* Material for the task *
★ ★ ★ ★

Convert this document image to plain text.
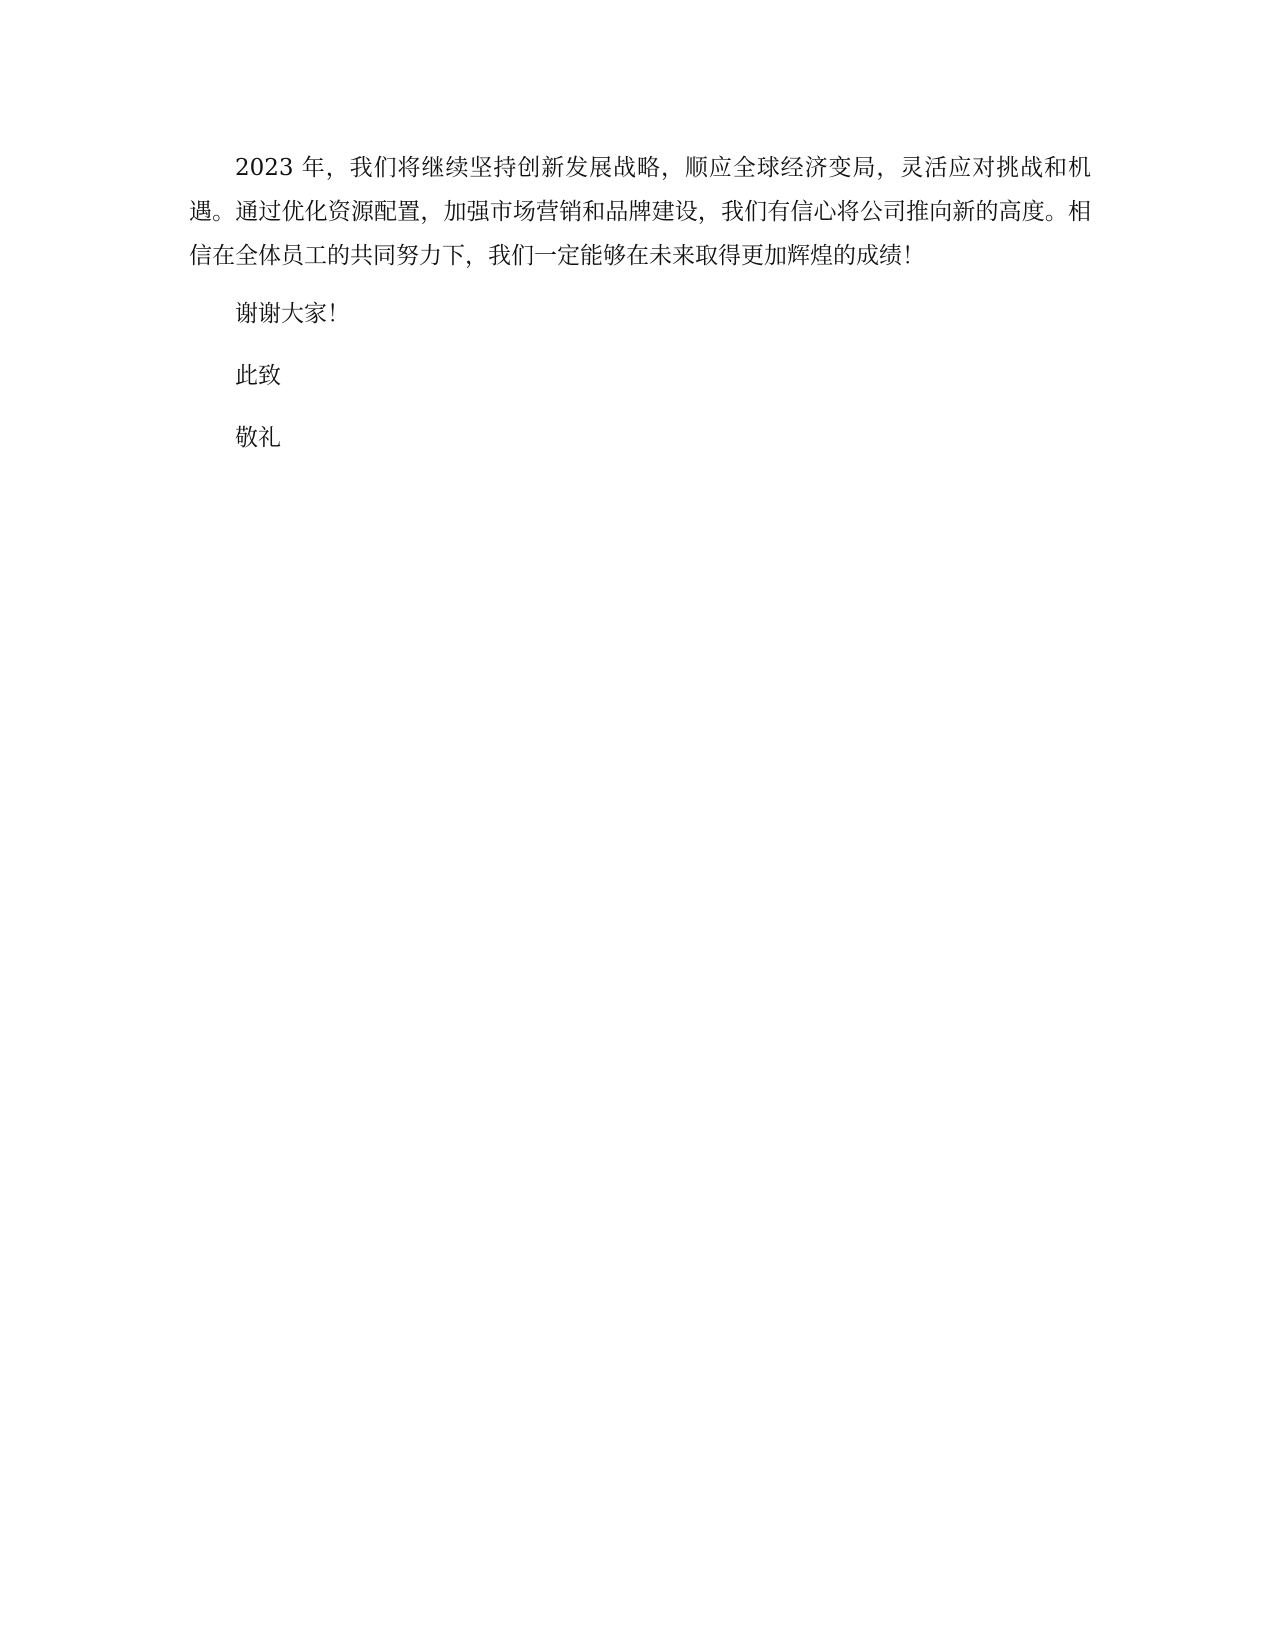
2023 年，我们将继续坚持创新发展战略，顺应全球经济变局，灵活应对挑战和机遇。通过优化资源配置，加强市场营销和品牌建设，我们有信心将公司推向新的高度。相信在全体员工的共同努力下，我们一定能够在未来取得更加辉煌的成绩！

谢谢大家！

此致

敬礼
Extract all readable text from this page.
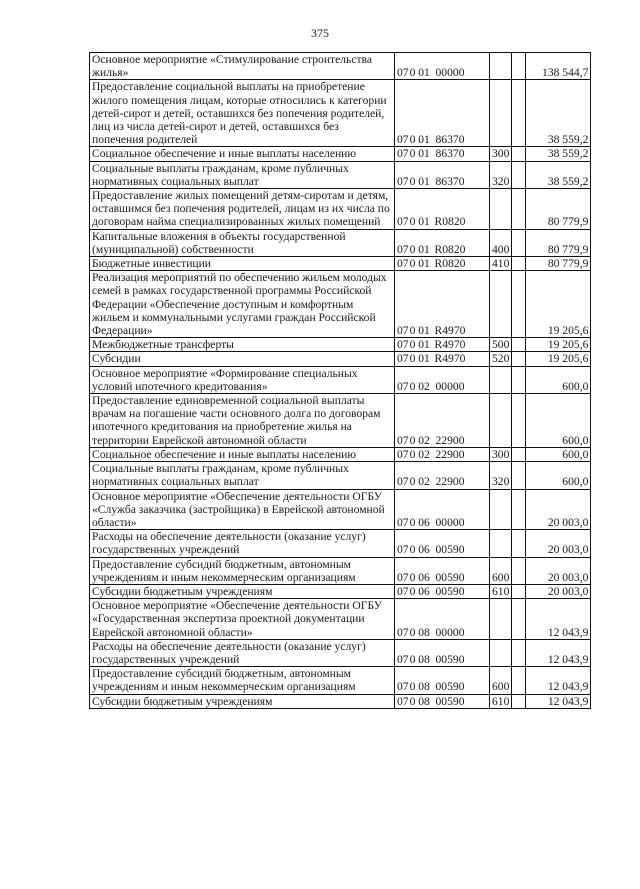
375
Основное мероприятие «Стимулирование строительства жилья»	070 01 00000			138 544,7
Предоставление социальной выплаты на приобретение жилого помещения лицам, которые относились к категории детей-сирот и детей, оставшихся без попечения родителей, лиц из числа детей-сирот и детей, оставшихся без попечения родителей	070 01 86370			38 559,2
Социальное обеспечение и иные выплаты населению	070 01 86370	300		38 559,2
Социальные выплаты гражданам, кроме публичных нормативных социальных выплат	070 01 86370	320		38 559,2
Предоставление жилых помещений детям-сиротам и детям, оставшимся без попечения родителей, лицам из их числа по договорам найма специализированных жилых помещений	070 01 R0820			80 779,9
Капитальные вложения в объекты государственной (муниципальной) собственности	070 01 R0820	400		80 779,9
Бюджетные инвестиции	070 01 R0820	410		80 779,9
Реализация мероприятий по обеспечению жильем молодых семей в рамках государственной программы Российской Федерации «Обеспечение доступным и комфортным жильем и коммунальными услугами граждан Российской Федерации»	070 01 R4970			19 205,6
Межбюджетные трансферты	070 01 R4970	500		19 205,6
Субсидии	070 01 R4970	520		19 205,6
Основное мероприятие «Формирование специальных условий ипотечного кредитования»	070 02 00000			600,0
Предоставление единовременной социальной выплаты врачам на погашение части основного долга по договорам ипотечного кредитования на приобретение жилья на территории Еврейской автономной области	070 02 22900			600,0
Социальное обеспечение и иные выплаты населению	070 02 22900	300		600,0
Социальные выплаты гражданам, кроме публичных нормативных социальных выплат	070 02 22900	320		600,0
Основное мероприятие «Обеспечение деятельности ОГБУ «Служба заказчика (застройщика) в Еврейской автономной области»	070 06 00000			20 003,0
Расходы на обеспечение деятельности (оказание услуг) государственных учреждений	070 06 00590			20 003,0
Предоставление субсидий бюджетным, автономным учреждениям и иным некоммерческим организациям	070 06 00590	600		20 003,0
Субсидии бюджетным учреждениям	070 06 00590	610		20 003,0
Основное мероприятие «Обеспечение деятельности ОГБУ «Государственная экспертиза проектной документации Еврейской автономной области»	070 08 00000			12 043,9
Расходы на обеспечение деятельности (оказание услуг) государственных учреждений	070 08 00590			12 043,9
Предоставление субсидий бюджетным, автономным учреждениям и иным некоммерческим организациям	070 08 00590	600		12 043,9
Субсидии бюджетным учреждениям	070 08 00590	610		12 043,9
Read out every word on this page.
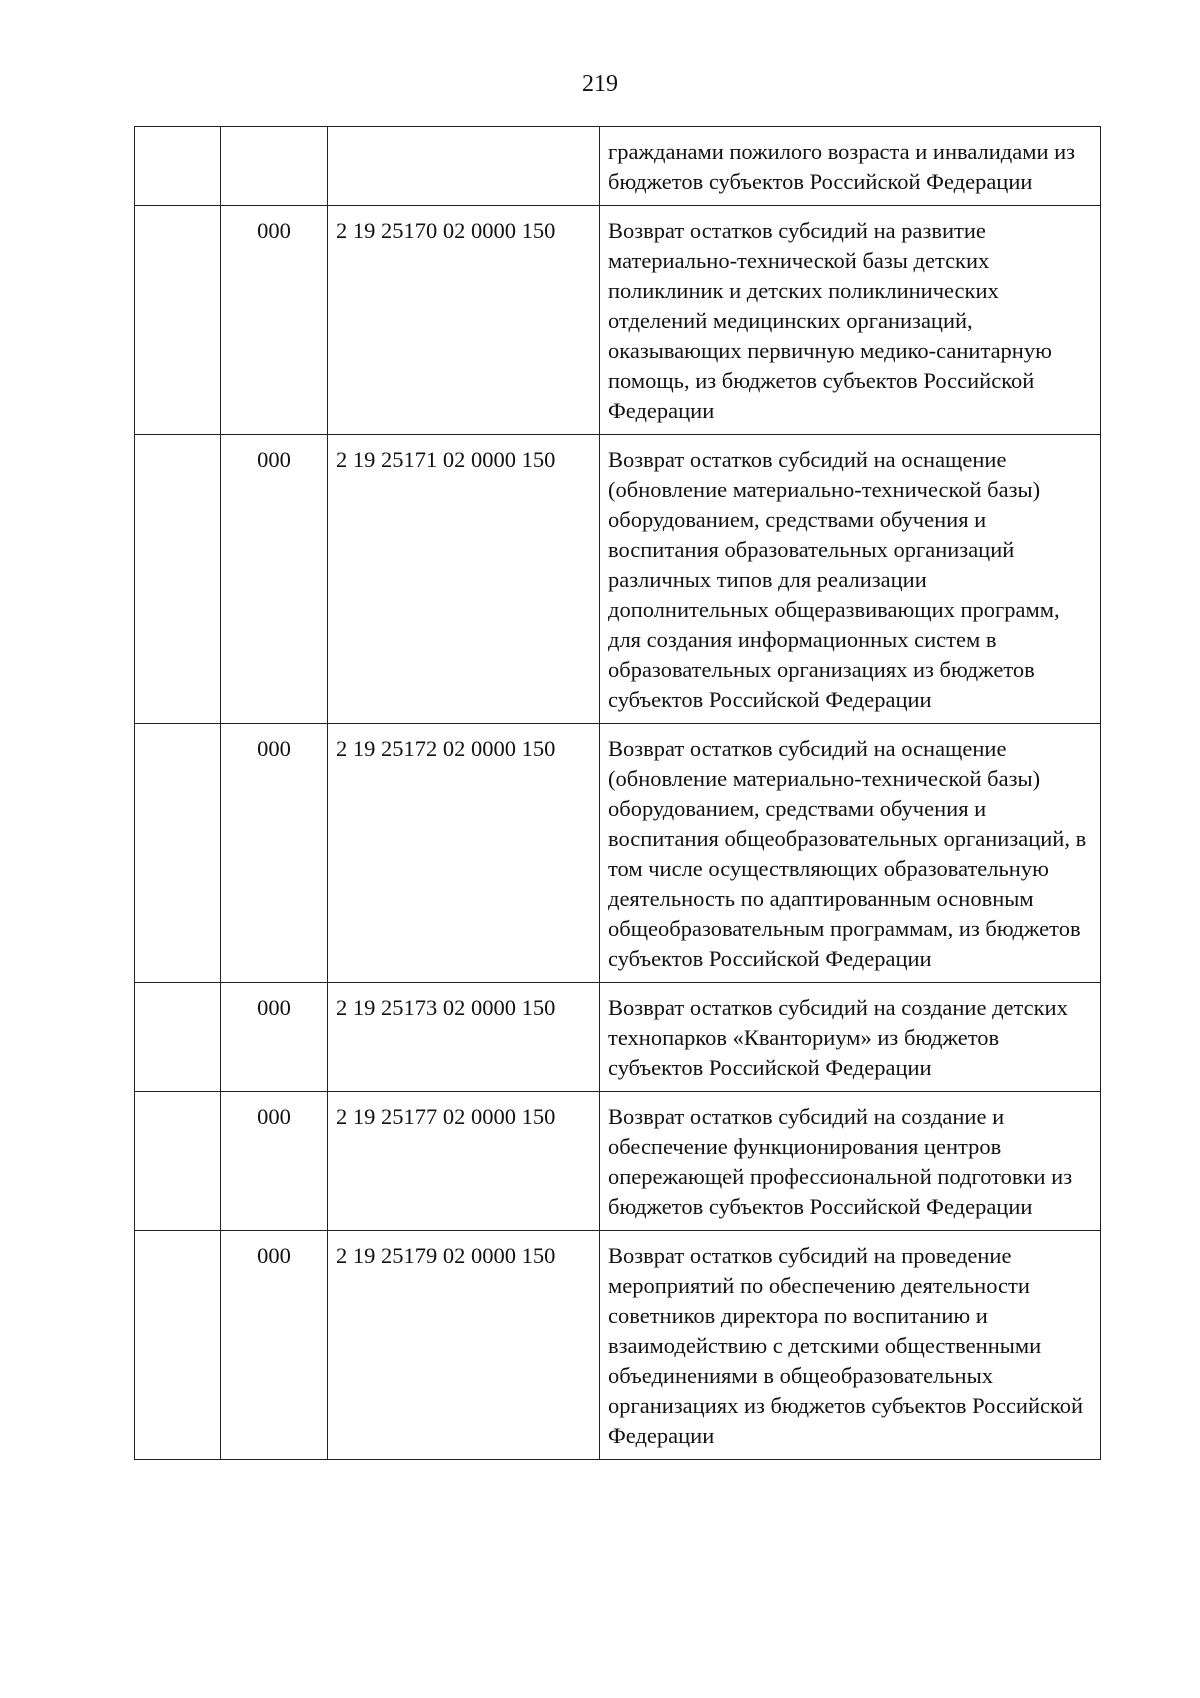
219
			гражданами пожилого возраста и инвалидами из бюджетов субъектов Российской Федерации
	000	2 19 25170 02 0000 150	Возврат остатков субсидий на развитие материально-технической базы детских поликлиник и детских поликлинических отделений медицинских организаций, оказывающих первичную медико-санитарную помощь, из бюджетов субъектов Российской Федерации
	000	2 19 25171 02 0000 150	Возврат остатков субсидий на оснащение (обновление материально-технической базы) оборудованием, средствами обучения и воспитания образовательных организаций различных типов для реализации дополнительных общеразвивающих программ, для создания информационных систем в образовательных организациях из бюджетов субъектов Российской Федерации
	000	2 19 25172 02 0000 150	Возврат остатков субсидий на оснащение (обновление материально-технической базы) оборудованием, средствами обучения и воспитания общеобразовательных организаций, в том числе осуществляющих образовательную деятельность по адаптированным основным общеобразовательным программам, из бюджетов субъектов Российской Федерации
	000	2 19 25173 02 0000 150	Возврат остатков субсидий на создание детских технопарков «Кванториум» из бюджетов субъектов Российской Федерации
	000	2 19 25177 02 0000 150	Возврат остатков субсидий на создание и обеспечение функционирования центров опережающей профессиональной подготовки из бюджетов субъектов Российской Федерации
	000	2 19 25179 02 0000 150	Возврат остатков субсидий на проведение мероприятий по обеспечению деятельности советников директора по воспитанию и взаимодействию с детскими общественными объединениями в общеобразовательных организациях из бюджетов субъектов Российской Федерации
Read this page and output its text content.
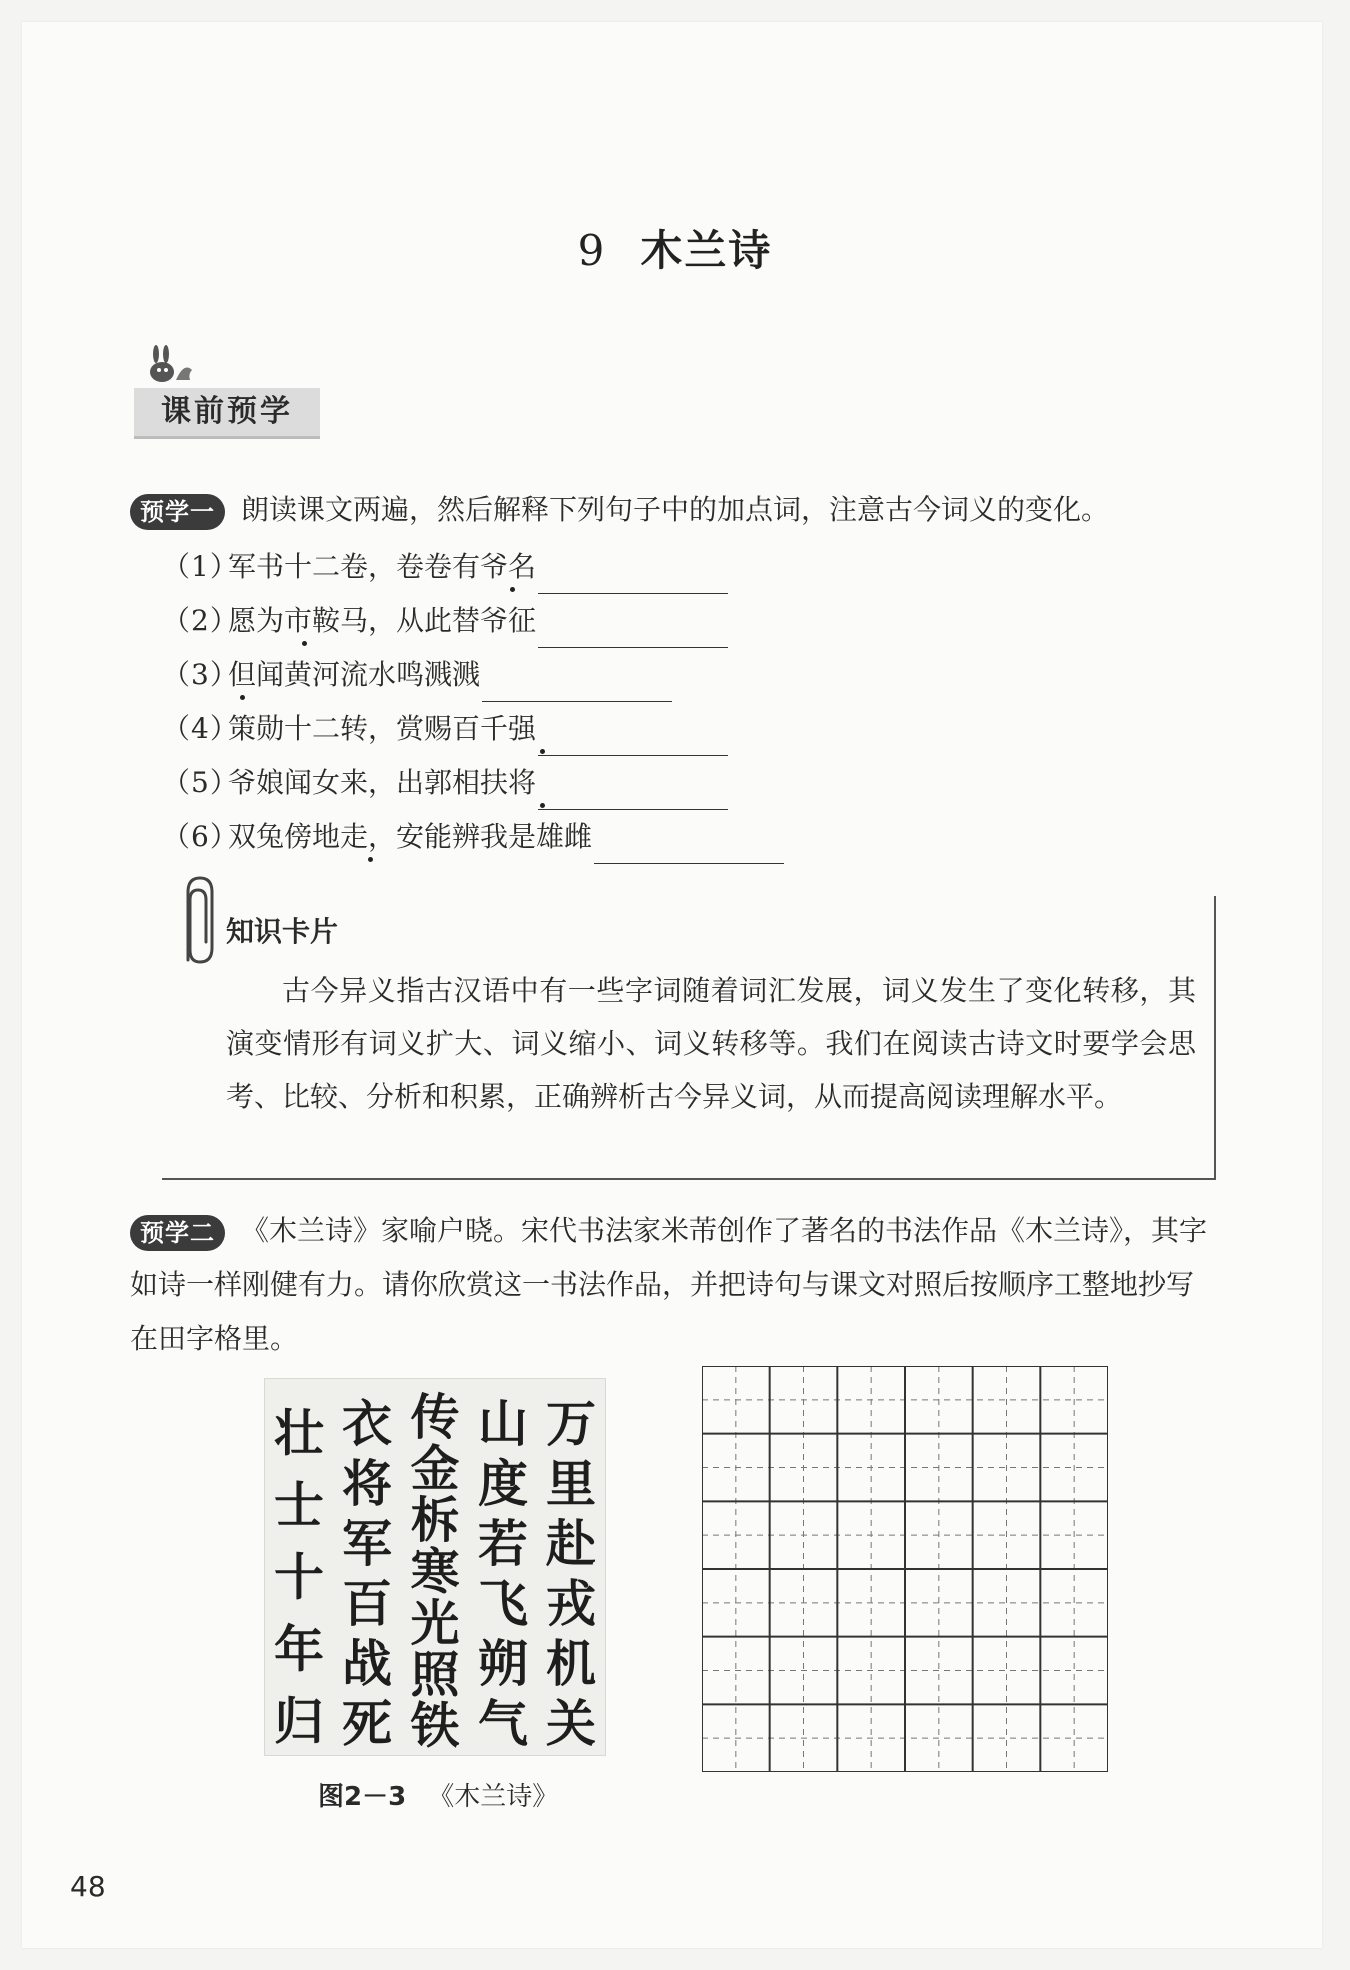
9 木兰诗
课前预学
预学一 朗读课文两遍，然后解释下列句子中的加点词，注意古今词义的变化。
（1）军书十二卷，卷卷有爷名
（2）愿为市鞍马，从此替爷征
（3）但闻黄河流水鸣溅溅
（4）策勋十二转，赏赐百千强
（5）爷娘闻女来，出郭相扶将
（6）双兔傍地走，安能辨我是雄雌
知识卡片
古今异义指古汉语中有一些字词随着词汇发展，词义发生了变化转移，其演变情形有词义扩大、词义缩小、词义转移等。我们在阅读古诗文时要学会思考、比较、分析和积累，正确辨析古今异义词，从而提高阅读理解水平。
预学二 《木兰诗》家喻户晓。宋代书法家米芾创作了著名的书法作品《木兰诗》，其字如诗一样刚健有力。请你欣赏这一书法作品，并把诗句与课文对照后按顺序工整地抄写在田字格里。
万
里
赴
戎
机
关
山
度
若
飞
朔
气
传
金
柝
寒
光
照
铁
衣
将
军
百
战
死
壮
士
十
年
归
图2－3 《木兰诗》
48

★ ★ ★ ★

* Task statement *
Using the listing above, say how many of its lines contain the string "обеспечению", giving nothing but the figure.

* Output of the task *
2